__Text shown__:

The global supply chain system is under strain like never before and resolving the disruption will be less a sprint and more of a marathon that runs well into 2022, according to a new report by analytics firm IHS Markit.
The report, “The Great Supply Chain Disruption: Why it Continues in 2022,” said while Covid-19 has been a significant factor in driving the disruptions–with the current Omicron variant creating new uncertainties–it’s not the only factor. That’s because substantial capacity, logistical and labor challenges also exist beyond the pandemic.
“What is unfolding in supply chains globally is not only disruptive, it is also historic,” Daniel Yergin, vice chairman of IHS Markit and editor of the report, said. “Moreover, the intense new focus on inflation adds to the urgency to understand what is ahead for supply chains in 2022.”
Peter Tirschwell, vice president of maritime and trade at IHS Markit and a co-editor of the report, noted that each industry is grappling with its own set of challenges and circumstances that, combined, make up the “Great Supply Chain Disruption.” Tirschwell said only by taking an integrated perspective can the problem by fully understood and “why untangling it is going to take longer than anyone would like.”

__Study questions__:
1. According to the supply chain article, who edited the IHS Markit report, and what is his position at the firm?
2. Copy out the passage of the supply chain article that starts with "The global supply" and goes on through "firm IHS Markit.".

__Records shown__:
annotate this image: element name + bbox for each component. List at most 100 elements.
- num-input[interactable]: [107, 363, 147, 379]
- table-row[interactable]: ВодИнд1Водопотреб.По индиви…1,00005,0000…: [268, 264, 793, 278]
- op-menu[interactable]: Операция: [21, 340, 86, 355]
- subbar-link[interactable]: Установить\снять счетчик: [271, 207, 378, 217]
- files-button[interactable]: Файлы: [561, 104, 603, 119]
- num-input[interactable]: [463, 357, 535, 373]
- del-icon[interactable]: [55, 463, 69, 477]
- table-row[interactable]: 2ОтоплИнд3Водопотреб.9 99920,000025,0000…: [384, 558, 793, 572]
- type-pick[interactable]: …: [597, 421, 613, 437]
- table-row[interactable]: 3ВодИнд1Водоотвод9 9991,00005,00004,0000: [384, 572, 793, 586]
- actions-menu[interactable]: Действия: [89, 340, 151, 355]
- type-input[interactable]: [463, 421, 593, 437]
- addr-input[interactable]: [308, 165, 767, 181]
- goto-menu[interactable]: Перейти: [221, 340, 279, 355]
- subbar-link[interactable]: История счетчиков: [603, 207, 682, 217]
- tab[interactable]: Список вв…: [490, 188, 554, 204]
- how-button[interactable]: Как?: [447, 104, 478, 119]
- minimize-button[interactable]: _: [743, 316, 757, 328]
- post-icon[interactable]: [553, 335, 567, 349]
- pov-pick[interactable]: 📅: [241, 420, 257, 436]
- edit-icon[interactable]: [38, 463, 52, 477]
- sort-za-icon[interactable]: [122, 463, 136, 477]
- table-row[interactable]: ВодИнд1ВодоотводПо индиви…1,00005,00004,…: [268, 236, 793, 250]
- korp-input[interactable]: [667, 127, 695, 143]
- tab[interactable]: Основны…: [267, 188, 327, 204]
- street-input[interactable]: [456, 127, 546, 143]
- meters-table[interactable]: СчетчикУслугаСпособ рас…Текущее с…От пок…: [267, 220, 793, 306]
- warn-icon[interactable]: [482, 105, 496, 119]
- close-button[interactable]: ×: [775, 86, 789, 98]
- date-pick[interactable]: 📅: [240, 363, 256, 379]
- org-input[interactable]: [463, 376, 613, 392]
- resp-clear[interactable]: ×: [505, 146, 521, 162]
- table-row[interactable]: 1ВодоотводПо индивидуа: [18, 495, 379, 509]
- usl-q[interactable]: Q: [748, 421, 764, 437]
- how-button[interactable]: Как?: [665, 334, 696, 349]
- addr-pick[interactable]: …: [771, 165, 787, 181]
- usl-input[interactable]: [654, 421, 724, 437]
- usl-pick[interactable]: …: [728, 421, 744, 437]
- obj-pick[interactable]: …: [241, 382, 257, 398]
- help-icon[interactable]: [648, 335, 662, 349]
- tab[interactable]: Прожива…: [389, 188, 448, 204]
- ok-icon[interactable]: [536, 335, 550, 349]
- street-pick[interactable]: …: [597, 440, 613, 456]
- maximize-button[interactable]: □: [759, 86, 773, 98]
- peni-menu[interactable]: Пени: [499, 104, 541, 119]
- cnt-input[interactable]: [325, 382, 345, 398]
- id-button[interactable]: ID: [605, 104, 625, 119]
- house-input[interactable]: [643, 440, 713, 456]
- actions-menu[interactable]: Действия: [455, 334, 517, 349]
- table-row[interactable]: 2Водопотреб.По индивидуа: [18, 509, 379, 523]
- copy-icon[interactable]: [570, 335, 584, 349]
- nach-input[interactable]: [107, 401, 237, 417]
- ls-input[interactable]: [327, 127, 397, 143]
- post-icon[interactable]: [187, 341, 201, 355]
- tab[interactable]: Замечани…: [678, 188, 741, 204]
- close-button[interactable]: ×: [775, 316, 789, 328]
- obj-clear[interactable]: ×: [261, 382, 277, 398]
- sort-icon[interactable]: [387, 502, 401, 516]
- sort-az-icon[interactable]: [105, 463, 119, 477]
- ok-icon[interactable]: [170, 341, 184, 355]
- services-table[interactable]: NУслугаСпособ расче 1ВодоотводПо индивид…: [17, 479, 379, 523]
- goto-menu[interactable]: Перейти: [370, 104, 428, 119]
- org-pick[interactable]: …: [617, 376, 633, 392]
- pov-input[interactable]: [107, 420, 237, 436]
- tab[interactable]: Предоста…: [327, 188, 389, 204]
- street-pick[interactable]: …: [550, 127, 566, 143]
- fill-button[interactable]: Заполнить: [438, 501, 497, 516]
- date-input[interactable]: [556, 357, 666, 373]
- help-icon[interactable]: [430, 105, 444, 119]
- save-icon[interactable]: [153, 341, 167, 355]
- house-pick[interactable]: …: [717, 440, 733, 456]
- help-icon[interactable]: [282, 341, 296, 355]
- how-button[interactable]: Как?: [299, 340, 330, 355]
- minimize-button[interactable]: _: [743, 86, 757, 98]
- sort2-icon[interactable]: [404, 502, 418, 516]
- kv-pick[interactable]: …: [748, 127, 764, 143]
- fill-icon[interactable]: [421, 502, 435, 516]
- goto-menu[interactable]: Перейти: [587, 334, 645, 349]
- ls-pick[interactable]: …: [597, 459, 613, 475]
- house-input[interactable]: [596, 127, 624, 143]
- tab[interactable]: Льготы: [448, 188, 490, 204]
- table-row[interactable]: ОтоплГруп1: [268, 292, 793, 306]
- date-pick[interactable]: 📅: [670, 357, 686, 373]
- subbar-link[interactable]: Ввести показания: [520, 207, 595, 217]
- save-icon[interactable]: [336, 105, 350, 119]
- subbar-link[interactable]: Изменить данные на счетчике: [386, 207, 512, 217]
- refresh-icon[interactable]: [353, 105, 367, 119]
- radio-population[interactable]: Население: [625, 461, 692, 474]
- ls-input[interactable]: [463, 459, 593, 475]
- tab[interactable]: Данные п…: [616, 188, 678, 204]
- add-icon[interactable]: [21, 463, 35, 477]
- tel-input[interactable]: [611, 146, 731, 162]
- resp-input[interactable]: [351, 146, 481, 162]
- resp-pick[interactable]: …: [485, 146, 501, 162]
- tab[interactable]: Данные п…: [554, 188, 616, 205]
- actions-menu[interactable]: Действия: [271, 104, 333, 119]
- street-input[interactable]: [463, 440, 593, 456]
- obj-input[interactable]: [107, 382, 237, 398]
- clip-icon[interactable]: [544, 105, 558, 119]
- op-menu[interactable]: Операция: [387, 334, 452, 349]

__Answers to each task__:
1. Daniel Yergin, vice chairman of IHS Markit.

2.
The global supply chain system is under strain like never before and resolving the disruption will be less a sprint and more of a marathon that runs well into 2022, according to a new report by analytics firm IHS Markit.